— BEGIN Data to process —

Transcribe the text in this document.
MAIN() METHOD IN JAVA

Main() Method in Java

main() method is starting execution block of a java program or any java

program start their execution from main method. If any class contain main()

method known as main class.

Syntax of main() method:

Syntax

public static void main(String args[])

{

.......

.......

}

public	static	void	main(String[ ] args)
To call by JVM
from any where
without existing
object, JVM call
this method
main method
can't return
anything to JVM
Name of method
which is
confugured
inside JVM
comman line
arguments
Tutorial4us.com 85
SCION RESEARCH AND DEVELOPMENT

— END Data to process —
— BEGIN Data to process —

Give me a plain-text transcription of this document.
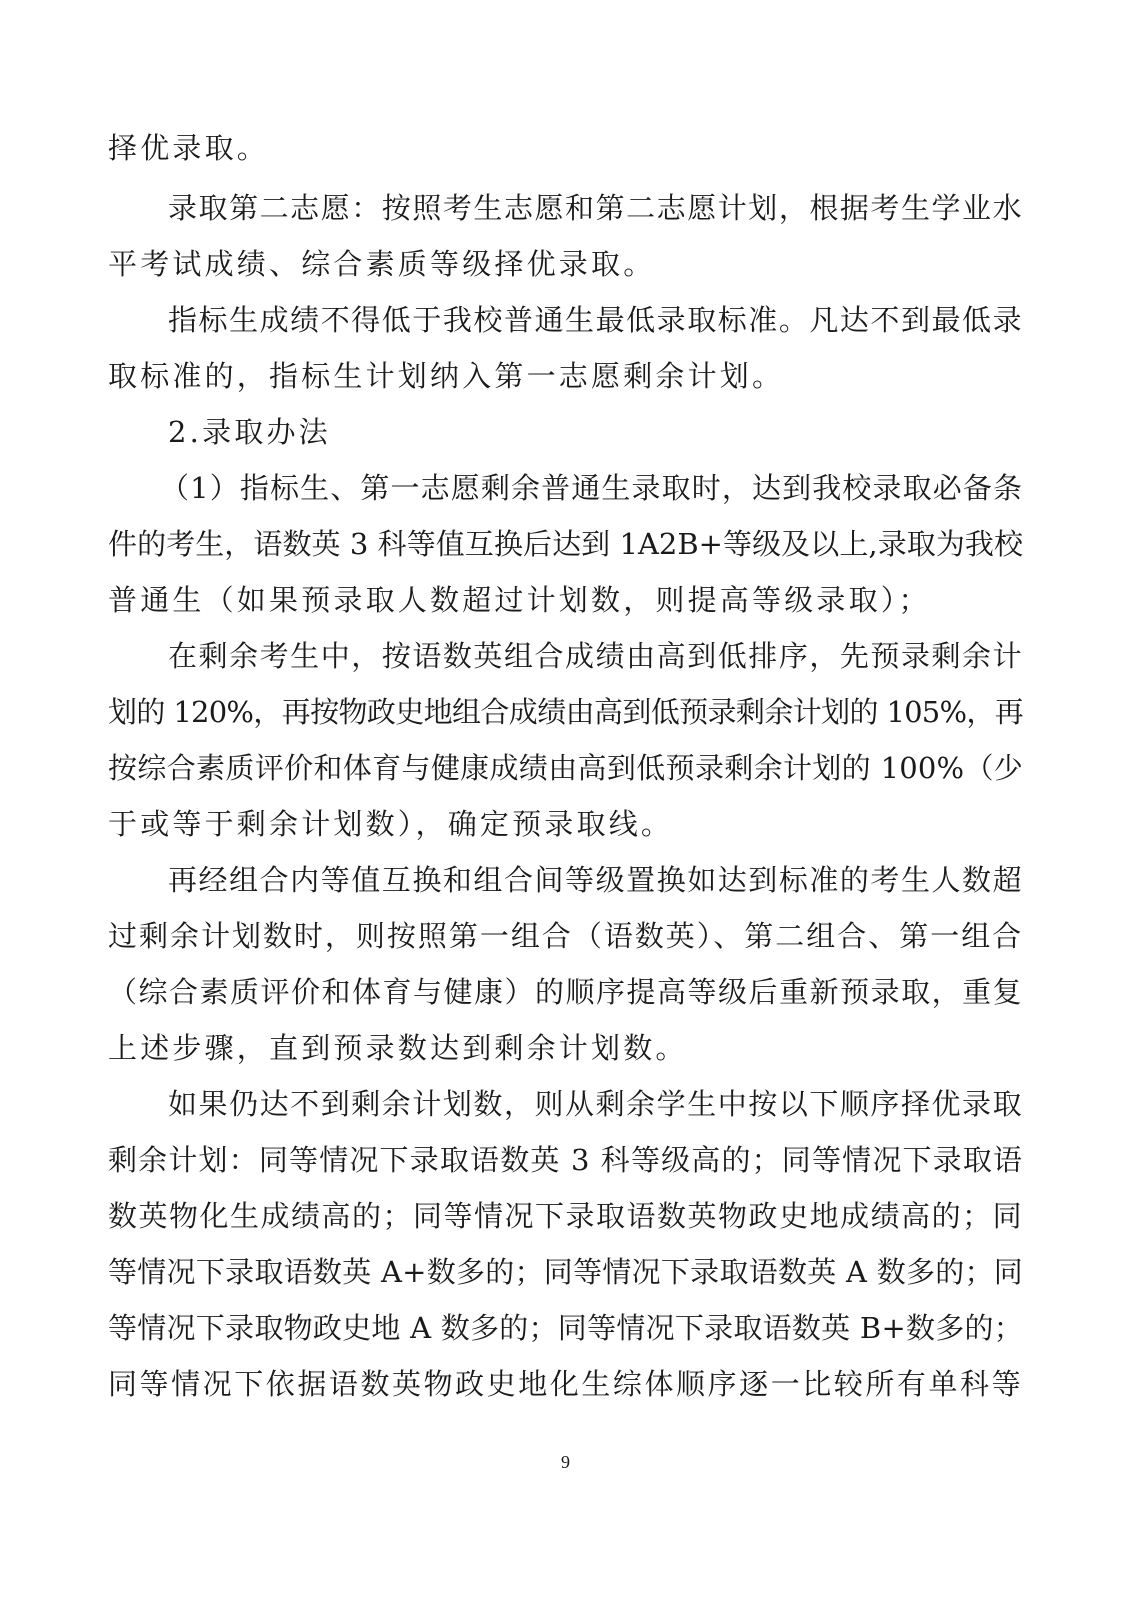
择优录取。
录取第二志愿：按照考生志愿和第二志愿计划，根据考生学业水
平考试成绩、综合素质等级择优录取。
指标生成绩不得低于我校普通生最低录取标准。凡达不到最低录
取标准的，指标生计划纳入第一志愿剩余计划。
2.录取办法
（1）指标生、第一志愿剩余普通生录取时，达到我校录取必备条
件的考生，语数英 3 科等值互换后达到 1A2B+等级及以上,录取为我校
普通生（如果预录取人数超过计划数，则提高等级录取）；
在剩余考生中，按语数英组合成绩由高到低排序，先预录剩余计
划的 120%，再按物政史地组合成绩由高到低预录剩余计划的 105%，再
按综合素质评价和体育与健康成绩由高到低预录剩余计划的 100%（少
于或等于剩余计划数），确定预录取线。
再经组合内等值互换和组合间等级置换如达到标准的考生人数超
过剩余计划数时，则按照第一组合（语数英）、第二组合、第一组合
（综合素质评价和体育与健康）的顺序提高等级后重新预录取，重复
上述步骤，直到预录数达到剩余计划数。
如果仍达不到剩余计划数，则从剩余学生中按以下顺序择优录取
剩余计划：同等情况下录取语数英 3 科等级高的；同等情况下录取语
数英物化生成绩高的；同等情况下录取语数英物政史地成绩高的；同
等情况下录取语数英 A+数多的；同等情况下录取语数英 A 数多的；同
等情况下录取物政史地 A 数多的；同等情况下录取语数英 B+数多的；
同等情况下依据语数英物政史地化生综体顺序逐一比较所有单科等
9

— END Data to process —

• _Written task_
Track down every line holding the string "void" and copy it.

• _Correct answer_
public static void main(String args[])
public	static	void	main(String[ ] args)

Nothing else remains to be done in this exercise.